* **Records for the task**
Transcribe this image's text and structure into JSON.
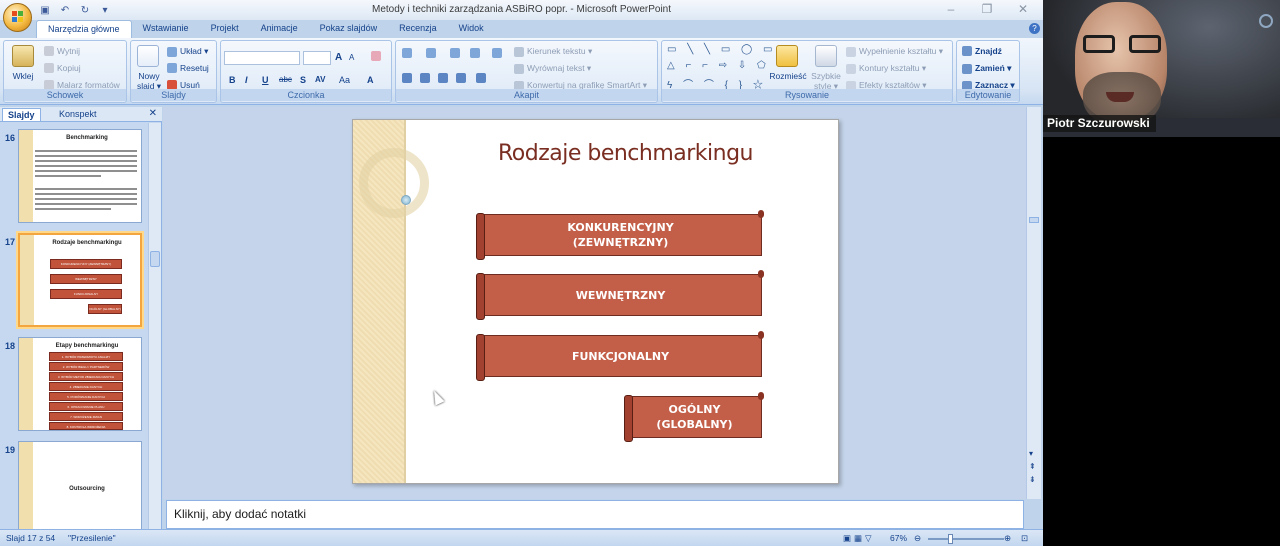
{
  "window": {
    "title": "Metody i techniki zarządzania ASBiRO popr. - Microsoft PowerPoint",
    "controls": [
      "–",
      "❐",
      "✕"
    ]
  },
  "tabs": [
    "Narzędzia główne",
    "Wstawianie",
    "Projekt",
    "Animacje",
    "Pokaz slajdów",
    "Recenzja",
    "Widok"
  ],
  "ribbon": {
    "clipboard": {
      "label": "Schowek",
      "paste": "Wklej",
      "cut": "Wytnij",
      "copy": "Kopiuj",
      "painter": "Malarz formatów"
    },
    "slides": {
      "label": "Slajdy",
      "new_slide_1": "Nowy",
      "new_slide_2": "slajd ▾",
      "layout": "Układ ▾",
      "reset": "Resetuj",
      "delete": "Usuń"
    },
    "font": {
      "label": "Czcionka",
      "bold": "B",
      "italic": "I",
      "underline": "U",
      "strike": "abc",
      "shadow": "S",
      "spacing": "AV",
      "case": "Aa",
      "color": "A",
      "grow": "A",
      "shrink": "A"
    },
    "paragraph": {
      "label": "Akapit",
      "text_direction": "Kierunek tekstu ▾",
      "align_text": "Wyrównaj tekst ▾",
      "smartart": "Konwertuj na grafikę SmartArt ▾"
    },
    "drawing": {
      "label": "Rysowanie",
      "arrange": "Rozmieść",
      "quick_styles_1": "Szybkie",
      "quick_styles_2": "style ▾",
      "fill": "Wypełnienie kształtu ▾",
      "outline": "Kontury kształtu ▾",
      "effects": "Efekty kształtów ▾"
    },
    "editing": {
      "label": "Edytowanie",
      "find": "Znajdź",
      "replace": "Zamień ▾",
      "select": "Zaznacz ▾"
    }
  },
  "left_pane": {
    "tabs": [
      "Slajdy",
      "Konspekt"
    ],
    "thumbnails": [
      {
        "number": "16",
        "title": "Benchmarking"
      },
      {
        "number": "17",
        "title": "Rodzaje benchmarkingu",
        "bars": [
          "KONKURENCYJNY (ZEWNĘTRZNY)",
          "WEWNĘTRZNY",
          "FUNKCJONALNY",
          "OGÓLNY (GLOBALNY)"
        ]
      },
      {
        "number": "18",
        "title": "Etapy benchmarkingu",
        "bars": [
          "1. WYBÓR PRZEDMIOTU ANALIZY",
          "2. WYBÓR BIEGU / PARTNERÓW",
          "3. WYBÓR METOD ZBIERANIA DANYCH",
          "4. ZBIERANIE DANYCH",
          "5. PORÓWNANIE DANYCH",
          "6. OPRACOWANIE PLANU",
          "7. WDROŻENIE ZMIAN",
          "8. KONTROLA WDROŻENIA"
        ]
      },
      {
        "number": "19",
        "title": "Outsourcing"
      }
    ]
  },
  "slide": {
    "title": "Rodzaje benchmarkingu",
    "banners": [
      {
        "line1": "KONKURENCYJNY",
        "line2": "(ZEWNĘTRZNY)"
      },
      {
        "line1": "WEWNĘTRZNY",
        "line2": ""
      },
      {
        "line1": "FUNKCJONALNY",
        "line2": ""
      },
      {
        "line1": "OGÓLNY",
        "line2": "(GLOBALNY)"
      }
    ]
  },
  "notes": {
    "placeholder": "Kliknij, aby dodać notatki"
  },
  "status": {
    "slide_position": "Slajd 17 z 54",
    "theme": "\"Przesilenie\"",
    "zoom": "67%"
  },
  "webcam": {
    "name": "Piotr Szczurowski"
  }
}
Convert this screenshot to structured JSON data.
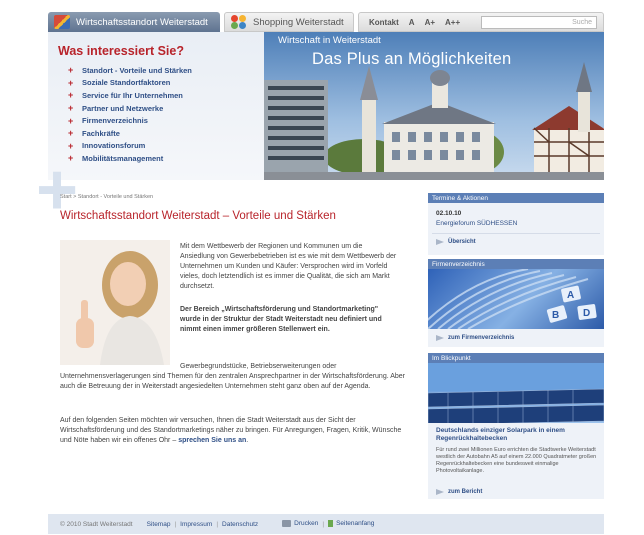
{
  "topnav": {
    "tab1_label": "Wirtschaftsstandort Weiterstadt",
    "tab2_label": "Shopping Weiterstadt",
    "kontakt_label": "Kontakt",
    "font_small": "A",
    "font_medium": "A+",
    "font_large": "A++",
    "search_placeholder": "Suche"
  },
  "sidebar": {
    "heading": "Was interessiert Sie?",
    "items": [
      {
        "label": "Standort - Vorteile und Stärken"
      },
      {
        "label": "Soziale Standortfaktoren"
      },
      {
        "label": "Service für Ihr Unternehmen"
      },
      {
        "label": "Partner und Netzwerke"
      },
      {
        "label": "Firmenverzeichnis"
      },
      {
        "label": "Fachkräfte"
      },
      {
        "label": "Innovationsforum"
      },
      {
        "label": "Mobilitätsmanagement"
      }
    ]
  },
  "hero": {
    "subtitle": "Wirtschaft in Weiterstadt",
    "title": "Das Plus an Möglichkeiten"
  },
  "breadcrumb": "Start > Standort - Vorteile und Stärken",
  "main": {
    "title": "Wirtschaftsstandort Weiterstadt – Vorteile und Stärken",
    "p1": "Mit dem Wettbewerb der Regionen und Kommunen um die Ansiedlung von Gewerbebetrieben ist es wie mit dem Wettbewerb der Unternehmen um Kunden und Käufer: Versprochen wird im Vorfeld vieles, doch letztendlich ist es immer die Qualität, die sich am Markt durchsetzt.",
    "p2": "Der Bereich „Wirtschaftsförderung und Standortmarketing\" wurde in der Struktur der Stadt Weiterstadt neu definiert und nimmt einen immer größeren Stellenwert ein.",
    "p3": "Gewerbegrundstücke, Betriebserweiterungen oder Unternehmensverlagerungen sind Themen für den zentralen Ansprechpartner in der Wirtschaftsförderung. Aber auch die Betreuung der in Weiterstadt angesiedelten Unternehmen steht ganz oben auf der Agenda.",
    "p4": "Auf den folgenden Seiten möchten wir versuchen, Ihnen die Stadt Weiterstadt aus der Sicht der Wirtschaftsförderung und des Standortmarketings näher zu bringen. Für Anregungen, Fragen, Kritik, Wünsche und Nöte haben wir ein offenes Ohr –",
    "p4_link": "sprechen Sie uns an",
    "p4_end": "."
  },
  "right": {
    "termine": {
      "header": "Termine & Aktionen",
      "date": "02.10.10",
      "event": "Energieforum SÜDHESSEN",
      "link": "Übersicht"
    },
    "firmen": {
      "header": "Firmenverzeichnis",
      "link": "zum Firmenverzeichnis"
    },
    "blick": {
      "header": "Im Blickpunkt",
      "title": "Deutschlands einziger Solarpark in einem Regenrückhaltebecken",
      "text": "Für rund zwei Millionen Euro errichten die Stadtwerke Weiterstadt westlich der Autobahn A5 auf einem 22.000 Quadratmeter großen Regenrückhaltebecken eine bundesweit einmalige Photovoltaikanlage.",
      "link": "zum Bericht"
    }
  },
  "footer": {
    "copyright": "© 2010 Stadt Weiterstadt",
    "sitemap": "Sitemap",
    "impressum": "Impressum",
    "datenschutz": "Datenschutz",
    "drucken": "Drucken",
    "seitenanfang": "Seitenanfang"
  },
  "colors": {
    "accent_red": "#b8242b",
    "link_blue": "#2f4f86",
    "box_header": "#5c7fb6"
  }
}
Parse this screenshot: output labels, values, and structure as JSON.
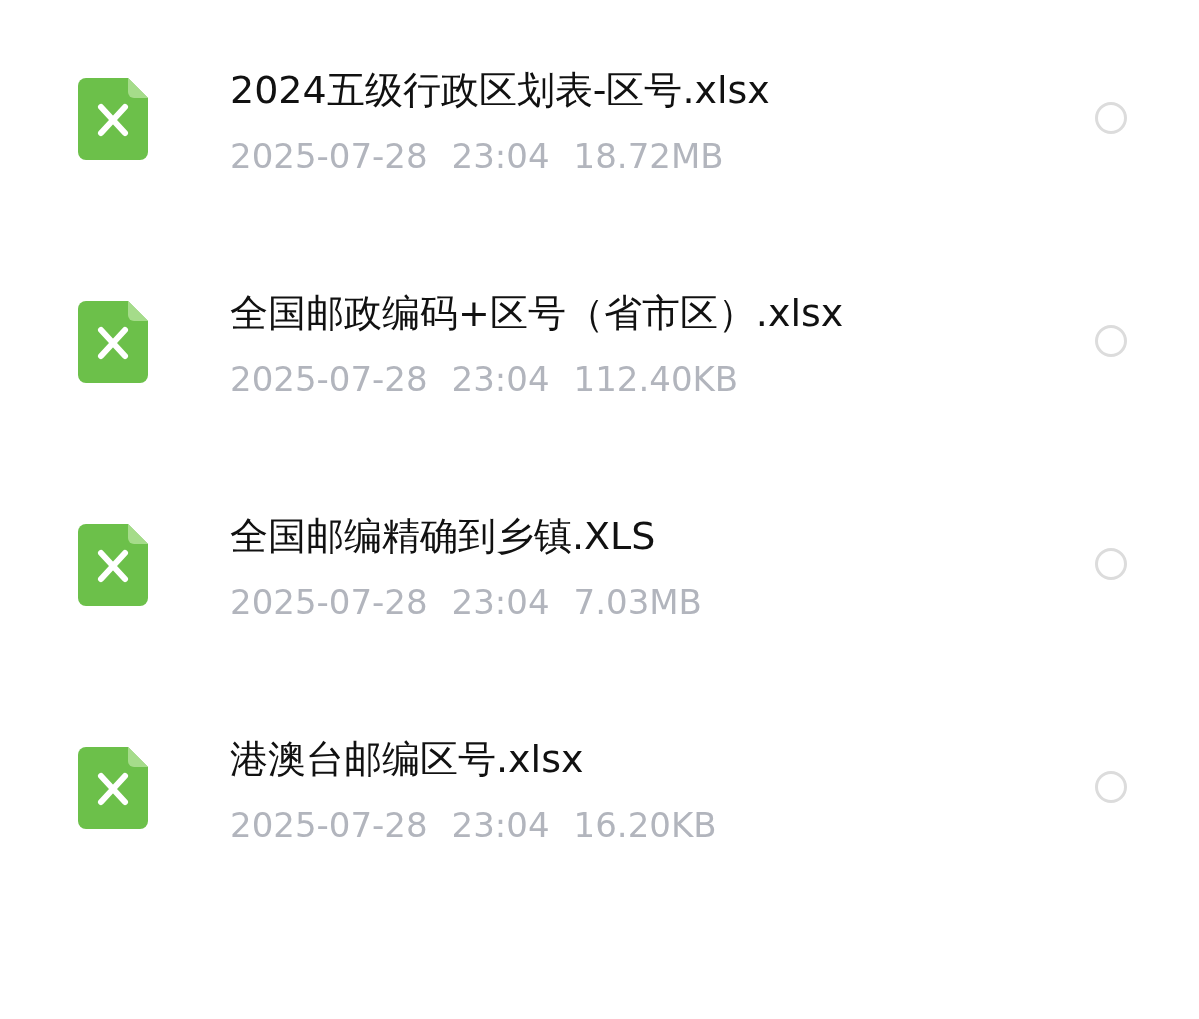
{
  "files": [
    {
      "name": "2024五级行政区划表-区号.xlsx",
      "date": "2025-07-28",
      "time": "23:04",
      "size": "18.72MB",
      "selected": false
    },
    {
      "name": "全国邮政编码+区号（省市区）.xlsx",
      "date": "2025-07-28",
      "time": "23:04",
      "size": "112.40KB",
      "selected": false
    },
    {
      "name": "全国邮编精确到乡镇.XLS",
      "date": "2025-07-28",
      "time": "23:04",
      "size": "7.03MB",
      "selected": false
    },
    {
      "name": "港澳台邮编区号.xlsx",
      "date": "2025-07-28",
      "time": "23:04",
      "size": "16.20KB",
      "selected": false
    }
  ]
}
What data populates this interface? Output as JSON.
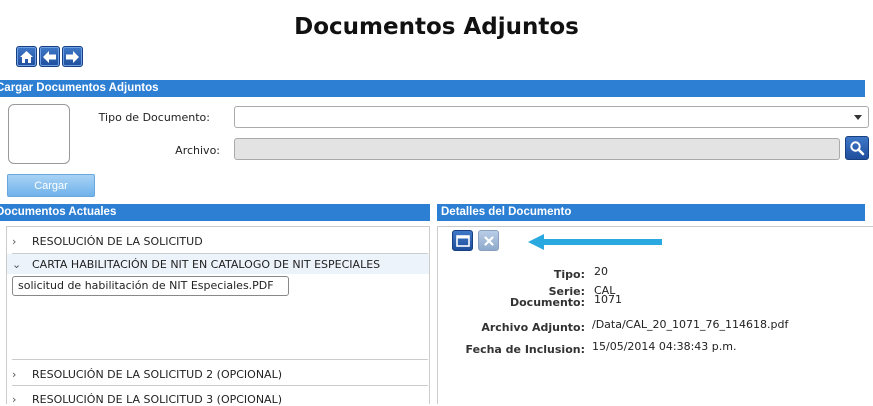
{
  "page": {
    "title": "Documentos Adjuntos"
  },
  "nav": {
    "icons": [
      "home-icon",
      "arrow-left-icon",
      "arrow-right-icon"
    ]
  },
  "upload": {
    "section_title": "Cargar Documentos Adjuntos",
    "tipo_label": "Tipo de Documento:",
    "tipo_value": "",
    "archivo_label": "Archivo:",
    "archivo_value": "",
    "cargar_label": "Cargar"
  },
  "current": {
    "section_title": "Documentos Actuales",
    "items": [
      {
        "label": "RESOLUCIÓN DE LA SOLICITUD",
        "expanded": false
      },
      {
        "label": "CARTA HABILITACIÓN DE NIT EN CATALOGO DE NIT ESPECIALES",
        "expanded": true
      },
      {
        "label": "RESOLUCIÓN DE LA SOLICITUD 2 (OPCIONAL)",
        "expanded": false
      },
      {
        "label": "RESOLUCIÓN DE LA SOLICITUD 3 (OPCIONAL)",
        "expanded": false
      }
    ],
    "file": "solicitud de habilitación de NIT Especiales.PDF"
  },
  "details": {
    "section_title": "Detalles del Documento",
    "tipo_label": "Tipo:",
    "tipo_value": "20",
    "serie_label": "Serie:",
    "serie_value": "CAL",
    "documento_label": "Documento:",
    "documento_value": "1071",
    "archivo_label": "Archivo Adjunto:",
    "archivo_value": "/Data/CAL_20_1071_76_114618.pdf",
    "fecha_label": "Fecha de Inclusion:",
    "fecha_value": "15/05/2014 04:38:43 p.m."
  },
  "colors": {
    "section_bar": "#2d7fd4",
    "nav_button": "#1f4e9c",
    "annotation_arrow": "#2aa8e0"
  }
}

* **Task directions**
Count the lines in the records above that contain the word "DANYCH", and give only that number.

* **Written answer**
3